The exercise →
Reproduce the records line for line, from the very first line of the records up to and including the line that contains "ad-body-text — [510, 768, 684, 794]".

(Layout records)
^^^^^^^^^^^^^^^^

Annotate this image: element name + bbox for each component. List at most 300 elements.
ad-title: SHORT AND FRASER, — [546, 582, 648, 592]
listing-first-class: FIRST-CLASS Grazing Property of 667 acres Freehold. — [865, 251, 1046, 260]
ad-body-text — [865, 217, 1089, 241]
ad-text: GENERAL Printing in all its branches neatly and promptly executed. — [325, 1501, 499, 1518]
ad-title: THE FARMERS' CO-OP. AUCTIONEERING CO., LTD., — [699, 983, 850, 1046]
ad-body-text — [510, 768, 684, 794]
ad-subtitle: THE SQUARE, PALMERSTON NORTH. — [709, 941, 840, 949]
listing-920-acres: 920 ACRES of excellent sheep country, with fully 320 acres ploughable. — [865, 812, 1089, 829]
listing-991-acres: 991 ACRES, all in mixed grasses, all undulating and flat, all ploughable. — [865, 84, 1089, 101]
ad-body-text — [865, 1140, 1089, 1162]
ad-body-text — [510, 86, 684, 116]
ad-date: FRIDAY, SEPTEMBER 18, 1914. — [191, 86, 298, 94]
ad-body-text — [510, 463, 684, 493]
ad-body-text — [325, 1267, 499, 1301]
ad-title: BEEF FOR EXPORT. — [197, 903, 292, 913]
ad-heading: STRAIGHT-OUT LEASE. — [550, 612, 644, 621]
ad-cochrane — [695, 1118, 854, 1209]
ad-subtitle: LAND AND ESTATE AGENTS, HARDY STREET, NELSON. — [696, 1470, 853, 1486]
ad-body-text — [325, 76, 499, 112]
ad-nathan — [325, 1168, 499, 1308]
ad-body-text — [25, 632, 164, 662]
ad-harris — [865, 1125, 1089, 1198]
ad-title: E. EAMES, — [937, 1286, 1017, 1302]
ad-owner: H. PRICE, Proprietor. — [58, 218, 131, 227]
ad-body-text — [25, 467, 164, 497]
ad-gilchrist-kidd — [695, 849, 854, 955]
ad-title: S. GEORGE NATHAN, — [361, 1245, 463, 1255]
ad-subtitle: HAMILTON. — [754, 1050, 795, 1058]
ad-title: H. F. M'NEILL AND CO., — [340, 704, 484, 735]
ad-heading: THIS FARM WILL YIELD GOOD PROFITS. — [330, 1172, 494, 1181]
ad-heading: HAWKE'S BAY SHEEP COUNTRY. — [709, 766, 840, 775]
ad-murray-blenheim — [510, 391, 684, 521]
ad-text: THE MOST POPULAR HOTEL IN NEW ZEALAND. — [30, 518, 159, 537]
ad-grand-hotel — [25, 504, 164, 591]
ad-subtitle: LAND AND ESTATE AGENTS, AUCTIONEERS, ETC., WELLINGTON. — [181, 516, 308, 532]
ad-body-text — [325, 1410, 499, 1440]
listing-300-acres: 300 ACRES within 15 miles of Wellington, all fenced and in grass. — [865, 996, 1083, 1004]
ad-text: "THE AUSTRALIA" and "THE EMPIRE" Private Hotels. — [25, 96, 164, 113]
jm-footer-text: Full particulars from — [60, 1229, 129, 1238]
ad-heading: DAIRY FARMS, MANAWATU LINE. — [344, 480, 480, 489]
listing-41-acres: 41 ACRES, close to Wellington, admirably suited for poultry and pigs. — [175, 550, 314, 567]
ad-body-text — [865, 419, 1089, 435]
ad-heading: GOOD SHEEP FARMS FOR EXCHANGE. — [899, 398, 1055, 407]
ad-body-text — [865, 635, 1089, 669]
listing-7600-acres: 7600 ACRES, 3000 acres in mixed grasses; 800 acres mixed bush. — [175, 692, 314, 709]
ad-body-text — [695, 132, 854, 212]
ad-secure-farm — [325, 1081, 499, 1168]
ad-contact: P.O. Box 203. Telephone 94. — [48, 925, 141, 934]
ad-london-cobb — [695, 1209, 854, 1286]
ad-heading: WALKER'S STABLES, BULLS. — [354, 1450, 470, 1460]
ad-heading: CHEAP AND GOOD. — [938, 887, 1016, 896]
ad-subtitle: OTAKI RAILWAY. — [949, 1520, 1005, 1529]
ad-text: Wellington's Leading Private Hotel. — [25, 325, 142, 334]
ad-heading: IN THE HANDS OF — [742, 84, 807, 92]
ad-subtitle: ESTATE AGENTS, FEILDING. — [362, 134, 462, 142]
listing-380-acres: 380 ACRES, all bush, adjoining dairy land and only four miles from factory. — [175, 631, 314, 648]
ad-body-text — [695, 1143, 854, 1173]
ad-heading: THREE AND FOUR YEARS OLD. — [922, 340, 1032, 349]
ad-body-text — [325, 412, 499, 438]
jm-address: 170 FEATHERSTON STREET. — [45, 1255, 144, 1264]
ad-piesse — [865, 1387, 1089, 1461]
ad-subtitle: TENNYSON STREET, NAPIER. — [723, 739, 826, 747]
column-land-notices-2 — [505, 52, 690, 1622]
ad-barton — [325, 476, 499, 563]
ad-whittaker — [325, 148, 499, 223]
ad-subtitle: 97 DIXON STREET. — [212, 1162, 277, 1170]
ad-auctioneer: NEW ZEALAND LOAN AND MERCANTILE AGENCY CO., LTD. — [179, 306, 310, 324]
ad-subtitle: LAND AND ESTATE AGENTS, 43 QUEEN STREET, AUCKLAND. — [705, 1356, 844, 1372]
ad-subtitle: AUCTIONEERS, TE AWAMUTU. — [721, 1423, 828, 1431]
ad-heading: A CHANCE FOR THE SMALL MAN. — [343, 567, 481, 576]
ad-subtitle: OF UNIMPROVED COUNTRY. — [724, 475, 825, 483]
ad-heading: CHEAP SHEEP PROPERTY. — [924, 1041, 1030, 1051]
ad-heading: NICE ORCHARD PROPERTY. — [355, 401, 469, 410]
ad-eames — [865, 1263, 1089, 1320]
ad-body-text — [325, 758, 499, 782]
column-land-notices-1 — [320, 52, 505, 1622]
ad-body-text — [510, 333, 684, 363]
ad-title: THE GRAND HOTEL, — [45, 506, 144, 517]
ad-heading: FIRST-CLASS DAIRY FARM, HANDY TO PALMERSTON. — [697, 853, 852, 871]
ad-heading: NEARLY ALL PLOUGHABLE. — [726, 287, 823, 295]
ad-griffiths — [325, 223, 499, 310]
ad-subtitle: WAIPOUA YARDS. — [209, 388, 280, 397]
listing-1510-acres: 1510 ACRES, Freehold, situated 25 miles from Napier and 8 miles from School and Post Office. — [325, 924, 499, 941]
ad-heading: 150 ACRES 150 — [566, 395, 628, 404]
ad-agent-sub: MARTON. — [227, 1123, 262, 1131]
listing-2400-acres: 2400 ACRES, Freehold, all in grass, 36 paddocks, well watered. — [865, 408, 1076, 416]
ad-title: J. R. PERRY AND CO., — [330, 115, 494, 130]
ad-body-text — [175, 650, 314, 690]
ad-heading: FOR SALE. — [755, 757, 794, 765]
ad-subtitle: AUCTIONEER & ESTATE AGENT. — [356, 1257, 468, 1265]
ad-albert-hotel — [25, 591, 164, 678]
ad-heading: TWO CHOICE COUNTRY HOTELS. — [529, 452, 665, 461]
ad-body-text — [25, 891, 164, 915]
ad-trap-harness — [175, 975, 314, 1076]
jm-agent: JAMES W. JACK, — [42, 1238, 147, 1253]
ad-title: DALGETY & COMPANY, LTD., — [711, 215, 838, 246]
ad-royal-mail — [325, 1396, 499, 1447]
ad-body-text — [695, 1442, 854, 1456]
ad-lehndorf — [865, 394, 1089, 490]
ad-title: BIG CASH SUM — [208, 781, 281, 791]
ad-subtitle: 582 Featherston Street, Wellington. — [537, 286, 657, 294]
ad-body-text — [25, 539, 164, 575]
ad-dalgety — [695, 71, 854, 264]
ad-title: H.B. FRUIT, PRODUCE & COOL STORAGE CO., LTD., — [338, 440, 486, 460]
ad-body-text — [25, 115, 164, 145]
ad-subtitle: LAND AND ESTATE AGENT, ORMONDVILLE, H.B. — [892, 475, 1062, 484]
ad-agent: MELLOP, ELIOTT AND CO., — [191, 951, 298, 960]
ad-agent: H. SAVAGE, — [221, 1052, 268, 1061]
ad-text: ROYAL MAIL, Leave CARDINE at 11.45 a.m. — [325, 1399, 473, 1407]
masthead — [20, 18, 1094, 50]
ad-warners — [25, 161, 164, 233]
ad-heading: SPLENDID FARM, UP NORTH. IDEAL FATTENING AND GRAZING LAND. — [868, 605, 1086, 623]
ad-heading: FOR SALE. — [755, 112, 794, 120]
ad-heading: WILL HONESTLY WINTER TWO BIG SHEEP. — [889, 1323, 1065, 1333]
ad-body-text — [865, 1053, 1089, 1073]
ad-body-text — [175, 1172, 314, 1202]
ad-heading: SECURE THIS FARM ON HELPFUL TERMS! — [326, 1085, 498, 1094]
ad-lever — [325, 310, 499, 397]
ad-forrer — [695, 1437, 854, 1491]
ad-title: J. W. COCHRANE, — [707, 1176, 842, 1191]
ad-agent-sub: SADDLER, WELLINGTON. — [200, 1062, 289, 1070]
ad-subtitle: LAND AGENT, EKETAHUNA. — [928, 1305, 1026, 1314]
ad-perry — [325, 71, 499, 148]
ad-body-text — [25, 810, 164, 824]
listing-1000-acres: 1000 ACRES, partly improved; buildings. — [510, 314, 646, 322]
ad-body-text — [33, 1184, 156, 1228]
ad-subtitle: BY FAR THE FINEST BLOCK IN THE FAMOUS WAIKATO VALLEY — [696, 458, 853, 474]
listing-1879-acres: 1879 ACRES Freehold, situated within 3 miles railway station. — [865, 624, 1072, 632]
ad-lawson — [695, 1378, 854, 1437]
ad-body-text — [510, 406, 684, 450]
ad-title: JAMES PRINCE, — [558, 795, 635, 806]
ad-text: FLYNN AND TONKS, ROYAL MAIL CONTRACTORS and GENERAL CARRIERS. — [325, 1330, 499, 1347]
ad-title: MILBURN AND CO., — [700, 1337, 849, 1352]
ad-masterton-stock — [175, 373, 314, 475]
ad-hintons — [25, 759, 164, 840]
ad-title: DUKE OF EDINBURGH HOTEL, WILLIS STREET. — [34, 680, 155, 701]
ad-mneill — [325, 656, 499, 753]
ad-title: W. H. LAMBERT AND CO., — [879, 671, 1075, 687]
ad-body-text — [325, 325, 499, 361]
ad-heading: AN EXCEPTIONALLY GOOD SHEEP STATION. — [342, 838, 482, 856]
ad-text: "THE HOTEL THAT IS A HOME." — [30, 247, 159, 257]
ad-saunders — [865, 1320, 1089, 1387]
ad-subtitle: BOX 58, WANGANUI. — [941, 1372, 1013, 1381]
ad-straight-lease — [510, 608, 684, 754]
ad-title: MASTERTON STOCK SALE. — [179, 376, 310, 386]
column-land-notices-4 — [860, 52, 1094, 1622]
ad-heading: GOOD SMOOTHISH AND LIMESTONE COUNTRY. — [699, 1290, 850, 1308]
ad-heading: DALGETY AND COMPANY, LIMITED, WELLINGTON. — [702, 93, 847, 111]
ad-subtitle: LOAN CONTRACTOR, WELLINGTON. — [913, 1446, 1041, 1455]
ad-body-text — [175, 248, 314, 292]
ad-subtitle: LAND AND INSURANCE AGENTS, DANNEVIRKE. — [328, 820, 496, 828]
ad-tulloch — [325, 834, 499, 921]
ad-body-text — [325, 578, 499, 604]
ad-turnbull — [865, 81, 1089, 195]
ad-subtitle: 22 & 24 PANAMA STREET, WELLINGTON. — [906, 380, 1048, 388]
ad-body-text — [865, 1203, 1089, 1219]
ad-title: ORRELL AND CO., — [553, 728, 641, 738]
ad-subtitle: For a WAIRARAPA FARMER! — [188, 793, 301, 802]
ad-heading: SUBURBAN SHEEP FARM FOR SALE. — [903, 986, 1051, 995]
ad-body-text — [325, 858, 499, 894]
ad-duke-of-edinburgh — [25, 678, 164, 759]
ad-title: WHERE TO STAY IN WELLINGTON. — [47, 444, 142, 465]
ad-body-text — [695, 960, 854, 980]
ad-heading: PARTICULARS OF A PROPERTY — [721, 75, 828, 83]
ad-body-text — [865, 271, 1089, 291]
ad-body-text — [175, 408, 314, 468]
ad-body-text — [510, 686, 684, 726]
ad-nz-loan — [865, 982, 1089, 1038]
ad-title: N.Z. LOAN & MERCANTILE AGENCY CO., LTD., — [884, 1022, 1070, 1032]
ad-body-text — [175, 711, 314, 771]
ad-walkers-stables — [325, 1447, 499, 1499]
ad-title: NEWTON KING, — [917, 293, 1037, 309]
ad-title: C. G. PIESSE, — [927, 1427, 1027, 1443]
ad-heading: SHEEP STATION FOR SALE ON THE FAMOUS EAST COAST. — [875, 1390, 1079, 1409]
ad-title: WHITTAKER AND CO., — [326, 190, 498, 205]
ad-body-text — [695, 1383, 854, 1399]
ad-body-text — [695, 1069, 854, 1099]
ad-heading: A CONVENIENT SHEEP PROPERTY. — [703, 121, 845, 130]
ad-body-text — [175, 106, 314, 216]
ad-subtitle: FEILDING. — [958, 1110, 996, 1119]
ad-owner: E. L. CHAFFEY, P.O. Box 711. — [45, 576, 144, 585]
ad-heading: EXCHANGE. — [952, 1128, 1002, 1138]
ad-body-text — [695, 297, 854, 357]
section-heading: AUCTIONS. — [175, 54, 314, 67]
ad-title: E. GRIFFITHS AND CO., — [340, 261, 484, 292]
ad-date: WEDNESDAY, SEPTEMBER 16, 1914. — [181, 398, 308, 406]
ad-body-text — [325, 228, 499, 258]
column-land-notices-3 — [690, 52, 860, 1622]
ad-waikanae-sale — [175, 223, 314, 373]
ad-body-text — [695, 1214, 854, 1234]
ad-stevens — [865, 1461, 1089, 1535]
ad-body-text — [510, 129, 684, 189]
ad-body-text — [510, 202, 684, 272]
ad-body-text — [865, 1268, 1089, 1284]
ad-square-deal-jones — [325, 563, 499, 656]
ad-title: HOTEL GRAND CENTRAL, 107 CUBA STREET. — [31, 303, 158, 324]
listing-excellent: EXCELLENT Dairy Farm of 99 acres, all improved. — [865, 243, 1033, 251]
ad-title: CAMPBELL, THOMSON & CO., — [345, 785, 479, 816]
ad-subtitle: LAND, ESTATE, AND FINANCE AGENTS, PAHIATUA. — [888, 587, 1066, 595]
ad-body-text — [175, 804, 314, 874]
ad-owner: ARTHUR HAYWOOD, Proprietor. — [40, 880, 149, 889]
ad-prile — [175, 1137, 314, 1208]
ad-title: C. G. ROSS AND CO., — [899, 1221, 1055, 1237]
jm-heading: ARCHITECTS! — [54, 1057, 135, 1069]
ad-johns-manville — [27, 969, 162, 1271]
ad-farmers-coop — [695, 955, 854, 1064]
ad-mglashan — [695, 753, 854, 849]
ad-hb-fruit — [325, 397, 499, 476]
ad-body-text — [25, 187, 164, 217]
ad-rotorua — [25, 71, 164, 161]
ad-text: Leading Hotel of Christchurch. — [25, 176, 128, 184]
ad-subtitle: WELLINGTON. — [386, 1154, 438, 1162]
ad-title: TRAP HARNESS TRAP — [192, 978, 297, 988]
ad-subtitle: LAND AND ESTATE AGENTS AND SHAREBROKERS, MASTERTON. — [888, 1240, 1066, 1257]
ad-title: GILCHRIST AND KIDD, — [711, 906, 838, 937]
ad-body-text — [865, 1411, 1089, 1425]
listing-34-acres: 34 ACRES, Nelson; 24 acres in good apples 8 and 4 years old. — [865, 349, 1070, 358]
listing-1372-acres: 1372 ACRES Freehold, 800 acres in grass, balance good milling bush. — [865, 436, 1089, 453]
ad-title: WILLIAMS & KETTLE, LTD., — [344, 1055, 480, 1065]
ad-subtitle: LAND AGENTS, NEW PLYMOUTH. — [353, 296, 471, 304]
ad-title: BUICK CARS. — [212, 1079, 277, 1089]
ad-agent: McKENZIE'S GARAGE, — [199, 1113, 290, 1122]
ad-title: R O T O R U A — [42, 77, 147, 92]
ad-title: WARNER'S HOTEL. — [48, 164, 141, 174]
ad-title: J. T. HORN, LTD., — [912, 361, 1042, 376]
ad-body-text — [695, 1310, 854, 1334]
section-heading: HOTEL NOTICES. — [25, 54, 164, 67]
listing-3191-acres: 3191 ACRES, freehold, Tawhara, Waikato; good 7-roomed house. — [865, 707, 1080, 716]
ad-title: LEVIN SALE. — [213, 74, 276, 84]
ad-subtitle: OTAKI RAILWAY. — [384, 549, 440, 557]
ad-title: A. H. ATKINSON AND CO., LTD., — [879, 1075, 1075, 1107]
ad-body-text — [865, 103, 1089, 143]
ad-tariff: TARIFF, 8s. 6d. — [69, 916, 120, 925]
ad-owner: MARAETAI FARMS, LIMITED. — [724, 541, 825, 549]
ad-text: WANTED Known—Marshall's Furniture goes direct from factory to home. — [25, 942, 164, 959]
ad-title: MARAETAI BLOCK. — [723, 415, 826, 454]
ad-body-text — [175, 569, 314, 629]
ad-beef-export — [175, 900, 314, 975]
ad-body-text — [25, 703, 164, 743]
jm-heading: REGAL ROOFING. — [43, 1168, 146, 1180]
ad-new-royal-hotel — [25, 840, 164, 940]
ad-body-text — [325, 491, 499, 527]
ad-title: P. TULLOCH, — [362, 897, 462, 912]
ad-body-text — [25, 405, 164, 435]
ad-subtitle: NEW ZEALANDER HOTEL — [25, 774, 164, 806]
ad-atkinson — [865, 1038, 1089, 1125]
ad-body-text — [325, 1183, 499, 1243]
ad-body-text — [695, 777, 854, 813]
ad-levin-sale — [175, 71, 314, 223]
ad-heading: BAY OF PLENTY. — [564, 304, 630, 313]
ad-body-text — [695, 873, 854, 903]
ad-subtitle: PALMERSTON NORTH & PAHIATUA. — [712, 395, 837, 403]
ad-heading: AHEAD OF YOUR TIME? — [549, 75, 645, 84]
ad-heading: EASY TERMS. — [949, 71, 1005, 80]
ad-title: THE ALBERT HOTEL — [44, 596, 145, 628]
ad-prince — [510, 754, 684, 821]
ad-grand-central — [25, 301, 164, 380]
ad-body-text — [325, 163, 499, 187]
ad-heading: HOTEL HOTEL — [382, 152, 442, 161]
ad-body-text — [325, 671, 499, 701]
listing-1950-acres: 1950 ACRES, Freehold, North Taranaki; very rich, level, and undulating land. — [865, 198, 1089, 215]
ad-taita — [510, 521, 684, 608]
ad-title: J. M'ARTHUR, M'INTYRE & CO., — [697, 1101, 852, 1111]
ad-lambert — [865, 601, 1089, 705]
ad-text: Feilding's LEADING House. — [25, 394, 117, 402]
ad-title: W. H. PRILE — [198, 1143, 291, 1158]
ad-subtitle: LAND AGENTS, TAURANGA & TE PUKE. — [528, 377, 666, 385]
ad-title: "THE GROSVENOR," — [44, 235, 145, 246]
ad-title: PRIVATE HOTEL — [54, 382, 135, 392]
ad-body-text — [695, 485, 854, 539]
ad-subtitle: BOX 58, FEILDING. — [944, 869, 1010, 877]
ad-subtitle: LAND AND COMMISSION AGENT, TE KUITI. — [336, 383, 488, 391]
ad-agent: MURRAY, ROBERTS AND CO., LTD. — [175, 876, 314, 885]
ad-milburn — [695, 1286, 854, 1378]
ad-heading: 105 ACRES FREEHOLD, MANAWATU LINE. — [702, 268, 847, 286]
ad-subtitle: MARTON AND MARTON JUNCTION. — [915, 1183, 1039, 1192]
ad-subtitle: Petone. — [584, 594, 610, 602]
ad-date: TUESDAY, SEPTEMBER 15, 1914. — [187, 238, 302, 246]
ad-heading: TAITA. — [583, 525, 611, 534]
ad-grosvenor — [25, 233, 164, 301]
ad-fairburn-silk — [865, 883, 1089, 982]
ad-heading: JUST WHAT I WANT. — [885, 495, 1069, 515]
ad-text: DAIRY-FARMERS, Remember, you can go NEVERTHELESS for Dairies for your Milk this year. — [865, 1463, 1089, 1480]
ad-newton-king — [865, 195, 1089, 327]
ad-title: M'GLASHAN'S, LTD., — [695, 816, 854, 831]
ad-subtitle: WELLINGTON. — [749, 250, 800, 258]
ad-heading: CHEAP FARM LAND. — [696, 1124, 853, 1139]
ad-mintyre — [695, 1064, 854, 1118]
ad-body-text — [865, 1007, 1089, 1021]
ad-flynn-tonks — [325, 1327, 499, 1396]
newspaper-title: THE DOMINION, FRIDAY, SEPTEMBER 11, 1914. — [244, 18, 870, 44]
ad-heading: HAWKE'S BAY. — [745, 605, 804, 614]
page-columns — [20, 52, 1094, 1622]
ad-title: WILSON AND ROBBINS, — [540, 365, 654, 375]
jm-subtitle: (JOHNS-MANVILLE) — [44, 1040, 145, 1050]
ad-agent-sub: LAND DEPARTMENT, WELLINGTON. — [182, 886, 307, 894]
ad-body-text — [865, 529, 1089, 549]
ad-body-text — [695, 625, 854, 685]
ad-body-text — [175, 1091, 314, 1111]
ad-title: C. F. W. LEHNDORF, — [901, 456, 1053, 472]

^^^^^^^^^^^^^^^^

Output →
Annotate this image: element name + bbox for each component. List at most 300 elements.
ad-title: SHORT AND FRASER, — [546, 582, 648, 592]
listing-first-class: FIRST-CLASS Grazing Property of 667 acres Freehold. — [865, 251, 1046, 260]
ad-body-text — [865, 217, 1089, 241]
ad-text: GENERAL Printing in all its branches neatly and promptly executed. — [325, 1501, 499, 1518]
ad-title: THE FARMERS' CO-OP. AUCTIONEERING CO., LTD., — [699, 983, 850, 1046]
ad-body-text — [510, 768, 684, 794]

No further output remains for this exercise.